● **EXERCISE DESCRIPTION**: Reproduce every entry exactly.

● **THE INPUT**:
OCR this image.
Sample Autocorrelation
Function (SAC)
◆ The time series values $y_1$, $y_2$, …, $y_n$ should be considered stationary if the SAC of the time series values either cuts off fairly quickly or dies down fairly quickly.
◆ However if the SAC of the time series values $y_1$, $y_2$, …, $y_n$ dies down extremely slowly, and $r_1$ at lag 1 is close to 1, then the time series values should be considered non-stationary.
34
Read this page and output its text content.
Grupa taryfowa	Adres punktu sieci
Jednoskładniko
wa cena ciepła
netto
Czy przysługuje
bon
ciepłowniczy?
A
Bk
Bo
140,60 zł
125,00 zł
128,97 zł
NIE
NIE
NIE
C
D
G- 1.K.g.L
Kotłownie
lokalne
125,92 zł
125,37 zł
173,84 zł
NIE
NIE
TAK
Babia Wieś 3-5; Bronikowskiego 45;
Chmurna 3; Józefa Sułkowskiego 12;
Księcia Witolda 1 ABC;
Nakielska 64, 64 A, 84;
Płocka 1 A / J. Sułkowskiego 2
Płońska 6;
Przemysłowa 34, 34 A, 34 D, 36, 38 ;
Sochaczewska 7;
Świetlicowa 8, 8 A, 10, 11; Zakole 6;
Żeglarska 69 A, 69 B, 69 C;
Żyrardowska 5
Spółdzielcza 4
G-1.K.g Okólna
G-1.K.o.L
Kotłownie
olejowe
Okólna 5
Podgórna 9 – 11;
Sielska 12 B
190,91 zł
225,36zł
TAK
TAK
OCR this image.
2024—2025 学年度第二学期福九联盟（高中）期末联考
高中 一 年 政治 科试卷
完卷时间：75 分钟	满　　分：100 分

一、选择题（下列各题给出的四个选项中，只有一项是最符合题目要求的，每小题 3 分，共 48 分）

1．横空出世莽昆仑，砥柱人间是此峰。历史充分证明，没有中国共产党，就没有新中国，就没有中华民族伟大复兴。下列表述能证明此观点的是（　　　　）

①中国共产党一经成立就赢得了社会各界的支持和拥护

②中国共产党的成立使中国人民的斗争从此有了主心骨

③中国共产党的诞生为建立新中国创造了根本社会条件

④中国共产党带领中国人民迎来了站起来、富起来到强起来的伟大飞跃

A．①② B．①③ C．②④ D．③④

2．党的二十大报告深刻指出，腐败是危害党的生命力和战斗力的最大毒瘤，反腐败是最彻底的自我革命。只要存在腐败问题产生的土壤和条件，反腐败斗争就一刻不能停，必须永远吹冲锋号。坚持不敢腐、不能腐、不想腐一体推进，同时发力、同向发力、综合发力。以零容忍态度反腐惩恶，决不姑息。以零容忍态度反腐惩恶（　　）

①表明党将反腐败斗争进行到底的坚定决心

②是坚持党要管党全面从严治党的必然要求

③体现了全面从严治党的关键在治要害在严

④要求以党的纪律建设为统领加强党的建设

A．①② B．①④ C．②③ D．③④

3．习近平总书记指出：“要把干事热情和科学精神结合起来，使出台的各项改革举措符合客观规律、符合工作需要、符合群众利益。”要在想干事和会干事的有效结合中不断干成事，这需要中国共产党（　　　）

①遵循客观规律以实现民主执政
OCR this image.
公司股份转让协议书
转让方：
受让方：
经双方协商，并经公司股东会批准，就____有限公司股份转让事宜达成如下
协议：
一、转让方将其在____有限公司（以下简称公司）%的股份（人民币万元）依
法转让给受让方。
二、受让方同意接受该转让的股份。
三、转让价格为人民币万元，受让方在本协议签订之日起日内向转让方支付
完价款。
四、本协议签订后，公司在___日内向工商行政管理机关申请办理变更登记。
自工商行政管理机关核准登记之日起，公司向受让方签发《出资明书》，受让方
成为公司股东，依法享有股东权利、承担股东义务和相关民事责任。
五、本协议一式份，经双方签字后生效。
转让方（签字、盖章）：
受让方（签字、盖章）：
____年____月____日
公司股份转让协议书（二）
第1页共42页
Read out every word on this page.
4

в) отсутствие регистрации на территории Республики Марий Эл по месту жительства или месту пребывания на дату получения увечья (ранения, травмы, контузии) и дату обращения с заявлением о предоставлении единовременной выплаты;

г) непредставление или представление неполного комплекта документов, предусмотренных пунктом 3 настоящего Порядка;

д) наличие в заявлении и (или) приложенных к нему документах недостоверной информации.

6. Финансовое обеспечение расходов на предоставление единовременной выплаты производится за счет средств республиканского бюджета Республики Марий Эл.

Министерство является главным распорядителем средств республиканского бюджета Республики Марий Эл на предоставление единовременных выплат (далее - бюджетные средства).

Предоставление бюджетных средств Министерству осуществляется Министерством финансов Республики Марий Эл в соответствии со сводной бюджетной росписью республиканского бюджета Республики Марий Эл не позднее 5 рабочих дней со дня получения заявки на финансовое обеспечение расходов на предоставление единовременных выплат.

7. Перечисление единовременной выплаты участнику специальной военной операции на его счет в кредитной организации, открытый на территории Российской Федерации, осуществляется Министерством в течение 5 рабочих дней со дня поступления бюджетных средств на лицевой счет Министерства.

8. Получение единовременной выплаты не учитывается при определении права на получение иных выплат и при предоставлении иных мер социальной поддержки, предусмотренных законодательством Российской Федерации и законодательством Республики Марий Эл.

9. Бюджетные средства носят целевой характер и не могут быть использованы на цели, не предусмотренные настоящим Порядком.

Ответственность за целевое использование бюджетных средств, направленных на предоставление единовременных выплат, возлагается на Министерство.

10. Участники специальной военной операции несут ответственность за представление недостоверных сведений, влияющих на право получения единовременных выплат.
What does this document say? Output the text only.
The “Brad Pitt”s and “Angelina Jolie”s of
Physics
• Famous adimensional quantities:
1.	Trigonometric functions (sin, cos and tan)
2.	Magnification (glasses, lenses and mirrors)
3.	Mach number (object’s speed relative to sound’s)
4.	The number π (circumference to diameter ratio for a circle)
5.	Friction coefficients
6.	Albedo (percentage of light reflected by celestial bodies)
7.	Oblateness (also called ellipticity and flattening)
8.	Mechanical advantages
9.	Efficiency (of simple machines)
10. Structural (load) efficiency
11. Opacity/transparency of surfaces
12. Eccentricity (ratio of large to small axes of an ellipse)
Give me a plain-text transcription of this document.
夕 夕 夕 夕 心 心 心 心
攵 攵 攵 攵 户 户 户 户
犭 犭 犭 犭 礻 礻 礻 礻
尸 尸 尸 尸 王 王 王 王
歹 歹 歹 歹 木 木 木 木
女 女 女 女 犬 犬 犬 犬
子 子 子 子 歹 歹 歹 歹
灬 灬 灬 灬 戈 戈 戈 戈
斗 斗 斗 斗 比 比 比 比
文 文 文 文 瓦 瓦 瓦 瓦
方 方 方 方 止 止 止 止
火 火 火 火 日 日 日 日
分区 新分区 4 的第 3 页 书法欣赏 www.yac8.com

● **FULL RESPONSE**:
OCR this image.
Sample Autocorrelation
Function (SAC)
◆ The time series values $y_1$, $y_2$, …, $y_n$ should be considered stationary if the SAC of the time series values either cuts off fairly quickly or dies down fairly quickly.
◆ However if the SAC of the time series values $y_1$, $y_2$, …, $y_n$ dies down extremely slowly, and $r_1$ at lag 1 is close to 1, then the time series values should be considered non-stationary.
34
Read this page and output its text content.
Grupa taryfowa	Adres punktu sieci
Jednoskładniko
wa cena ciepła
netto
Czy przysługuje
bon
ciepłowniczy?
A
Bk
Bo
140,60 zł
125,00 zł
128,97 zł
NIE
NIE
NIE
C
D
G- 1.K.g.L
Kotłownie
lokalne
125,92 zł
125,37 zł
173,84 zł
NIE
NIE
TAK
Babia Wieś 3-5; Bronikowskiego 45;
Chmurna 3; Józefa Sułkowskiego 12;
Księcia Witolda 1 ABC;
Nakielska 64, 64 A, 84;
Płocka 1 A / J. Sułkowskiego 2
Płońska 6;
Przemysłowa 34, 34 A, 34 D, 36, 38 ;
Sochaczewska 7;
Świetlicowa 8, 8 A, 10, 11; Zakole 6;
Żeglarska 69 A, 69 B, 69 C;
Żyrardowska 5
Spółdzielcza 4
G-1.K.g Okólna
G-1.K.o.L
Kotłownie
olejowe
Okólna 5
Podgórna 9 – 11;
Sielska 12 B
190,91 zł
225,36zł
TAK
TAK
OCR this image.
2024—2025 学年度第二学期福九联盟（高中）期末联考
高中 一 年 政治 科试卷
完卷时间：75 分钟	满　　分：100 分

一、选择题（下列各题给出的四个选项中，只有一项是最符合题目要求的，每小题 3 分，共 48 分）

1．横空出世莽昆仑，砥柱人间是此峰。历史充分证明，没有中国共产党，就没有新中国，就没有中华民族伟大复兴。下列表述能证明此观点的是（　　　　）

①中国共产党一经成立就赢得了社会各界的支持和拥护

②中国共产党的成立使中国人民的斗争从此有了主心骨

③中国共产党的诞生为建立新中国创造了根本社会条件

④中国共产党带领中国人民迎来了站起来、富起来到强起来的伟大飞跃

A．①② B．①③ C．②④ D．③④

2．党的二十大报告深刻指出，腐败是危害党的生命力和战斗力的最大毒瘤，反腐败是最彻底的自我革命。只要存在腐败问题产生的土壤和条件，反腐败斗争就一刻不能停，必须永远吹冲锋号。坚持不敢腐、不能腐、不想腐一体推进，同时发力、同向发力、综合发力。以零容忍态度反腐惩恶，决不姑息。以零容忍态度反腐惩恶（　　）

①表明党将反腐败斗争进行到底的坚定决心

②是坚持党要管党全面从严治党的必然要求

③体现了全面从严治党的关键在治要害在严

④要求以党的纪律建设为统领加强党的建设

A．①② B．①④ C．②③ D．③④

3．习近平总书记指出：“要把干事热情和科学精神结合起来，使出台的各项改革举措符合客观规律、符合工作需要、符合群众利益。”要在想干事和会干事的有效结合中不断干成事，这需要中国共产党（　　　）

①遵循客观规律以实现民主执政
OCR this image.
公司股份转让协议书
转让方：
受让方：
经双方协商，并经公司股东会批准，就____有限公司股份转让事宜达成如下
协议：
一、转让方将其在____有限公司（以下简称公司）%的股份（人民币万元）依
法转让给受让方。
二、受让方同意接受该转让的股份。
三、转让价格为人民币万元，受让方在本协议签订之日起日内向转让方支付
完价款。
四、本协议签订后，公司在___日内向工商行政管理机关申请办理变更登记。
自工商行政管理机关核准登记之日起，公司向受让方签发《出资明书》，受让方
成为公司股东，依法享有股东权利、承担股东义务和相关民事责任。
五、本协议一式份，经双方签字后生效。
转让方（签字、盖章）：
受让方（签字、盖章）：
____年____月____日
公司股份转让协议书（二）
第1页共42页
Read out every word on this page.
4

в) отсутствие регистрации на территории Республики Марий Эл по месту жительства или месту пребывания на дату получения увечья (ранения, травмы, контузии) и дату обращения с заявлением о предоставлении единовременной выплаты;

г) непредставление или представление неполного комплекта документов, предусмотренных пунктом 3 настоящего Порядка;

д) наличие в заявлении и (или) приложенных к нему документах недостоверной информации.

6. Финансовое обеспечение расходов на предоставление единовременной выплаты производится за счет средств республиканского бюджета Республики Марий Эл.

Министерство является главным распорядителем средств республиканского бюджета Республики Марий Эл на предоставление единовременных выплат (далее - бюджетные средства).

Предоставление бюджетных средств Министерству осуществляется Министерством финансов Республики Марий Эл в соответствии со сводной бюджетной росписью республиканского бюджета Республики Марий Эл не позднее 5 рабочих дней со дня получения заявки на финансовое обеспечение расходов на предоставление единовременных выплат.

7. Перечисление единовременной выплаты участнику специальной военной операции на его счет в кредитной организации, открытый на территории Российской Федерации, осуществляется Министерством в течение 5 рабочих дней со дня поступления бюджетных средств на лицевой счет Министерства.

8. Получение единовременной выплаты не учитывается при определении права на получение иных выплат и при предоставлении иных мер социальной поддержки, предусмотренных законодательством Российской Федерации и законодательством Республики Марий Эл.

9. Бюджетные средства носят целевой характер и не могут быть использованы на цели, не предусмотренные настоящим Порядком.

Ответственность за целевое использование бюджетных средств, направленных на предоставление единовременных выплат, возлагается на Министерство.

10. Участники специальной военной операции несут ответственность за представление недостоверных сведений, влияющих на право получения единовременных выплат.
What does this document say? Output the text only.
The “Brad Pitt”s and “Angelina Jolie”s of
Physics
• Famous adimensional quantities:
1.	Trigonometric functions (sin, cos and tan)
2.	Magnification (glasses, lenses and mirrors)
3.	Mach number (object’s speed relative to sound’s)
4.	The number π (circumference to diameter ratio for a circle)
5.	Friction coefficients
6.	Albedo (percentage of light reflected by celestial bodies)
7.	Oblateness (also called ellipticity and flattening)
8.	Mechanical advantages
9.	Efficiency (of simple machines)
10. Structural (load) efficiency
11. Opacity/transparency of surfaces
12. Eccentricity (ratio of large to small axes of an ellipse)
Give me a plain-text transcription of this document.
夕 夕 夕 夕 心 心 心 心
攵 攵 攵 攵 户 户 户 户
犭 犭 犭 犭 礻 礻 礻 礻
尸 尸 尸 尸 王 王 王 王
歹 歹 歹 歹 木 木 木 木
女 女 女 女 犬 犬 犬 犬
子 子 子 子 歹 歹 歹 歹
灬 灬 灬 灬 戈 戈 戈 戈
斗 斗 斗 斗 比 比 比 比
文 文 文 文 瓦 瓦 瓦 瓦
方 方 方 方 止 止 止 止
火 火 火 火 日 日 日 日
分区 新分区 4 的第 3 页 书法欣赏 www.yac8.com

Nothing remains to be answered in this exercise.